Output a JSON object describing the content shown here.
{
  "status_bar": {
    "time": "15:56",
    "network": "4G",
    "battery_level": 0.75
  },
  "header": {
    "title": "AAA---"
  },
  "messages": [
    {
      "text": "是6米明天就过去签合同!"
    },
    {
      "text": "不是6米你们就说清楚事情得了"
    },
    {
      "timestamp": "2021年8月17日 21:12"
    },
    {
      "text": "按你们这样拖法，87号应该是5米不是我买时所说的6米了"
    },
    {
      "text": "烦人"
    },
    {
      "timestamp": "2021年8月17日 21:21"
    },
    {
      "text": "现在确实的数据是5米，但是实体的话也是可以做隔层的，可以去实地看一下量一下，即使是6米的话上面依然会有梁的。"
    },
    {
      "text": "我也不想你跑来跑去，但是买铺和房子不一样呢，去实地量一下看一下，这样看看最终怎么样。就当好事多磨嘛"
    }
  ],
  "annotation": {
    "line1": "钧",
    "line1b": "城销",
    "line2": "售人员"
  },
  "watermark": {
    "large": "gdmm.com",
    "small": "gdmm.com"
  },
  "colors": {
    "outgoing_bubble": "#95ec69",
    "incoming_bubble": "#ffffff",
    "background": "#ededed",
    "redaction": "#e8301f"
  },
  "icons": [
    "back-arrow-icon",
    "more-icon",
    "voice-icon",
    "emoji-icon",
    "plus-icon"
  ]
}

◇ ◇ ◇ ◇

What this task involves –
The data above must be returned in full, exactly as written.

Written answer –
Output a JSON object describing the content shown here.
{
  "status_bar": {
    "time": "15:56",
    "network": "4G",
    "battery_level": 0.75
  },
  "header": {
    "title": "AAA---"
  },
  "messages": [
    {
      "text": "是6米明天就过去签合同!"
    },
    {
      "text": "不是6米你们就说清楚事情得了"
    },
    {
      "timestamp": "2021年8月17日 21:12"
    },
    {
      "text": "按你们这样拖法，87号应该是5米不是我买时所说的6米了"
    },
    {
      "text": "烦人"
    },
    {
      "timestamp": "2021年8月17日 21:21"
    },
    {
      "text": "现在确实的数据是5米，但是实体的话也是可以做隔层的，可以去实地看一下量一下，即使是6米的话上面依然会有梁的。"
    },
    {
      "text": "我也不想你跑来跑去，但是买铺和房子不一样呢，去实地量一下看一下，这样看看最终怎么样。就当好事多磨嘛"
    }
  ],
  "annotation": {
    "line1": "钧",
    "line1b": "城销",
    "line2": "售人员"
  },
  "watermark": {
    "large": "gdmm.com",
    "small": "gdmm.com"
  },
  "colors": {
    "outgoing_bubble": "#95ec69",
    "incoming_bubble": "#ffffff",
    "background": "#ededed",
    "redaction": "#e8301f"
  },
  "icons": [
    "back-arrow-icon",
    "more-icon",
    "voice-icon",
    "emoji-icon",
    "plus-icon"
  ]
}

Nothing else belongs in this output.